→ EXERCISE BRIEF:
Print the data below from the line containing "Enumerate the UI" through the line containing "y-tick-label: 200 [56, 295, 75, 306]", both included, with every line unchanged. Leave the pictures out.

→ PROVIDED DATA:
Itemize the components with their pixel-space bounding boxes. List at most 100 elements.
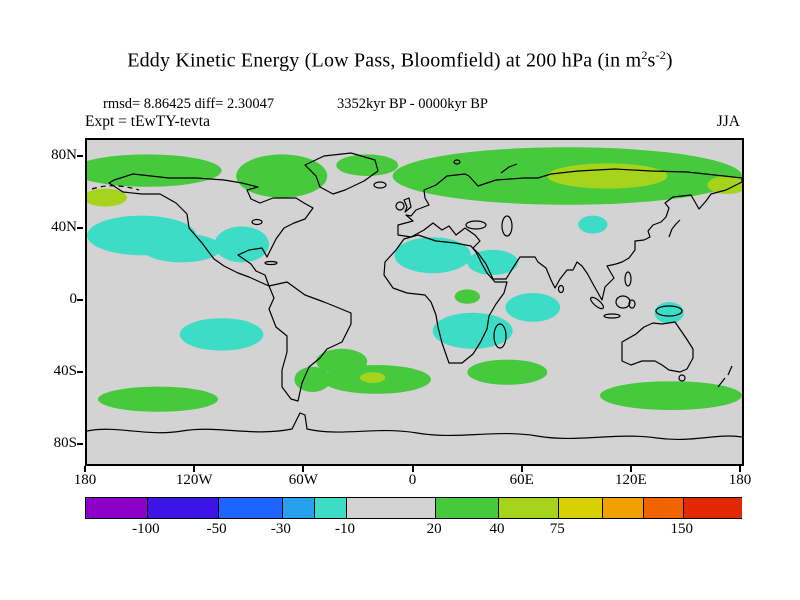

...

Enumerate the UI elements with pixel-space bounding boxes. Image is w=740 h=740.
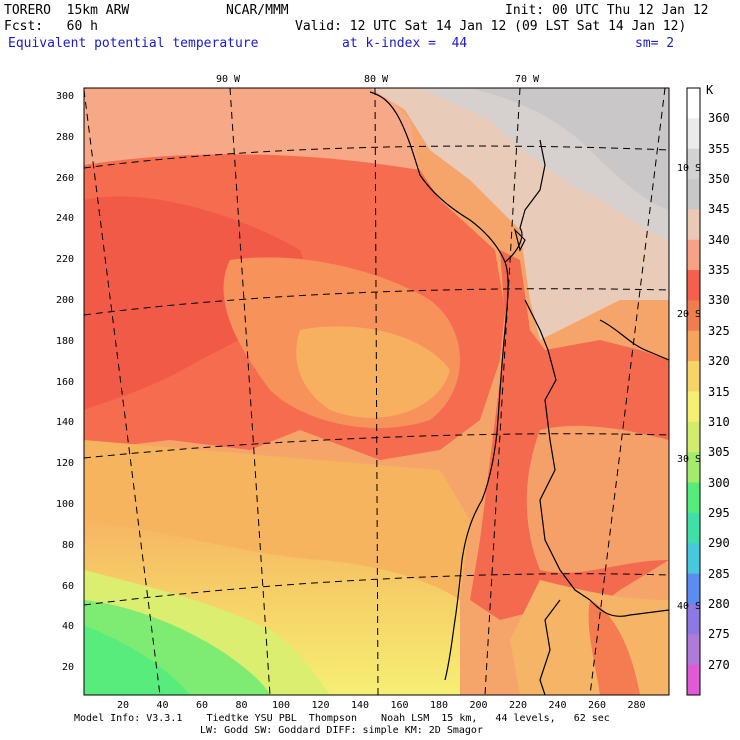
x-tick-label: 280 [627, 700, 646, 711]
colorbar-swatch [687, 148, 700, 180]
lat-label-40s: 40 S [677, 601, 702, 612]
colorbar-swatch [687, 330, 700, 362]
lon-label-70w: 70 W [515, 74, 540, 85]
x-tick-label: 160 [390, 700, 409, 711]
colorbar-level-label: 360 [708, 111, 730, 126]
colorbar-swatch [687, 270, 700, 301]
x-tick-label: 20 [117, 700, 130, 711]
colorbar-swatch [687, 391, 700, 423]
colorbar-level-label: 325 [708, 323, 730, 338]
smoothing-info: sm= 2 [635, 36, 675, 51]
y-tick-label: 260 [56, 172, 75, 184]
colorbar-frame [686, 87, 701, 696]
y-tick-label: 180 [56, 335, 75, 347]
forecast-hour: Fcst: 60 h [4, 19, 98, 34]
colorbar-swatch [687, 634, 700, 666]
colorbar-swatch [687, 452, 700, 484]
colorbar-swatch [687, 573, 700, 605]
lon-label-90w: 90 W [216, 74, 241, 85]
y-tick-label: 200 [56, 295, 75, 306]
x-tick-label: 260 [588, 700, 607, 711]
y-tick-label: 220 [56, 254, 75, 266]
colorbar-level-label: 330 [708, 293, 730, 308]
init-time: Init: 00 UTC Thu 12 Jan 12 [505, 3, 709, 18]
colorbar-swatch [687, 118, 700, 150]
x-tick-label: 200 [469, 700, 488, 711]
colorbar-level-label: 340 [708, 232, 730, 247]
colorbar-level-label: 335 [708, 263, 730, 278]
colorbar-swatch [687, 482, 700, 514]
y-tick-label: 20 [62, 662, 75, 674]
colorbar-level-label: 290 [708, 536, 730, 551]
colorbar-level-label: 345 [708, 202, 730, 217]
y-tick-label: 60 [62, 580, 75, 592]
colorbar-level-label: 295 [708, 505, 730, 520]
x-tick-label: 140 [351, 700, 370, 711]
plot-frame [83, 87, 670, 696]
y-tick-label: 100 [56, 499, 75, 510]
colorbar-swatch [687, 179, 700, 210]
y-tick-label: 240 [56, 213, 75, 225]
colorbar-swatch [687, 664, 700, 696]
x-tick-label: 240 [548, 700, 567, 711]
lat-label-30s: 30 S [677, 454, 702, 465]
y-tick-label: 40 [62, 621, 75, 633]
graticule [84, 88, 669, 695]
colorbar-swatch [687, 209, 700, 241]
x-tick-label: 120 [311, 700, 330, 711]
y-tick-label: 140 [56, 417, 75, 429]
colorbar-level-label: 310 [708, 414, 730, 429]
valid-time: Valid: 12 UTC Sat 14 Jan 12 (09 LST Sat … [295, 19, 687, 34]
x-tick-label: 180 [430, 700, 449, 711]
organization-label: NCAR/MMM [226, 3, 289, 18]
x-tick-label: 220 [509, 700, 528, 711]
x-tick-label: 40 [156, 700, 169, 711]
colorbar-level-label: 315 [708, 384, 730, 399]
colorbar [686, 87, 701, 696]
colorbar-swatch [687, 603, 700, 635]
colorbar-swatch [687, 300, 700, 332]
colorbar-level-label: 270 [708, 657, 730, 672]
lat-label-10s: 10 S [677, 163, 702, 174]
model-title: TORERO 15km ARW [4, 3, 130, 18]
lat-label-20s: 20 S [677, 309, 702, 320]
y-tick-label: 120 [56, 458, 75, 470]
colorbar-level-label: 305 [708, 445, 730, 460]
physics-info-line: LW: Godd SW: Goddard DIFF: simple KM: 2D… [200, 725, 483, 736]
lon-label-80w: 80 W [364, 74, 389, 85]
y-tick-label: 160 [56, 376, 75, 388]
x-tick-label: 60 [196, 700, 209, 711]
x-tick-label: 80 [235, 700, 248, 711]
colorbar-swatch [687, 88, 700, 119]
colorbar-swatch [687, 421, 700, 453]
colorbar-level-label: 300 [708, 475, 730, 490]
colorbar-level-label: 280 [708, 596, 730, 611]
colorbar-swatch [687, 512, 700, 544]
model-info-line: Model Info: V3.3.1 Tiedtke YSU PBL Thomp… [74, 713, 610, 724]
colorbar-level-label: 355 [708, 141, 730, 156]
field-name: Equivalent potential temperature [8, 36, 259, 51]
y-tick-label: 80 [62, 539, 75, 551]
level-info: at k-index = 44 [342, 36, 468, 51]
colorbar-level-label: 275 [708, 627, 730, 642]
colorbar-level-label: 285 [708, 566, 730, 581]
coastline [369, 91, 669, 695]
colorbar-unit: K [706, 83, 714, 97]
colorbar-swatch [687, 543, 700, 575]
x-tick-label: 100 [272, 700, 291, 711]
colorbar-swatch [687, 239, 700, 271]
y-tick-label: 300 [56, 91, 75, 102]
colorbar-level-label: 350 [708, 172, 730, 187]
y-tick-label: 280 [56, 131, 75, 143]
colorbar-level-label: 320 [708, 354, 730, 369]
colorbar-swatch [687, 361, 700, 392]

→ PROBLEM SOLUTION:
Enumerate the UI elements with pixel-space bounding boxes. Image is w=740 h=740.
x-tick-label: 280 [627, 700, 646, 711]
colorbar-swatch [687, 148, 700, 180]
lat-label-40s: 40 S [677, 601, 702, 612]
colorbar-swatch [687, 330, 700, 362]
lon-label-70w: 70 W [515, 74, 540, 85]
x-tick-label: 160 [390, 700, 409, 711]
colorbar-level-label: 360 [708, 111, 730, 126]
colorbar-swatch [687, 270, 700, 301]
x-tick-label: 20 [117, 700, 130, 711]
colorbar-swatch [687, 391, 700, 423]
colorbar-level-label: 325 [708, 323, 730, 338]
smoothing-info: sm= 2 [635, 36, 675, 51]
y-tick-label: 260 [56, 172, 75, 184]
colorbar-frame [686, 87, 701, 696]
y-tick-label: 180 [56, 335, 75, 347]
forecast-hour: Fcst: 60 h [4, 19, 98, 34]
colorbar-swatch [687, 634, 700, 666]
colorbar-swatch [687, 452, 700, 484]
colorbar-swatch [687, 573, 700, 605]
lon-label-90w: 90 W [216, 74, 241, 85]
y-tick-label: 200 [56, 295, 75, 306]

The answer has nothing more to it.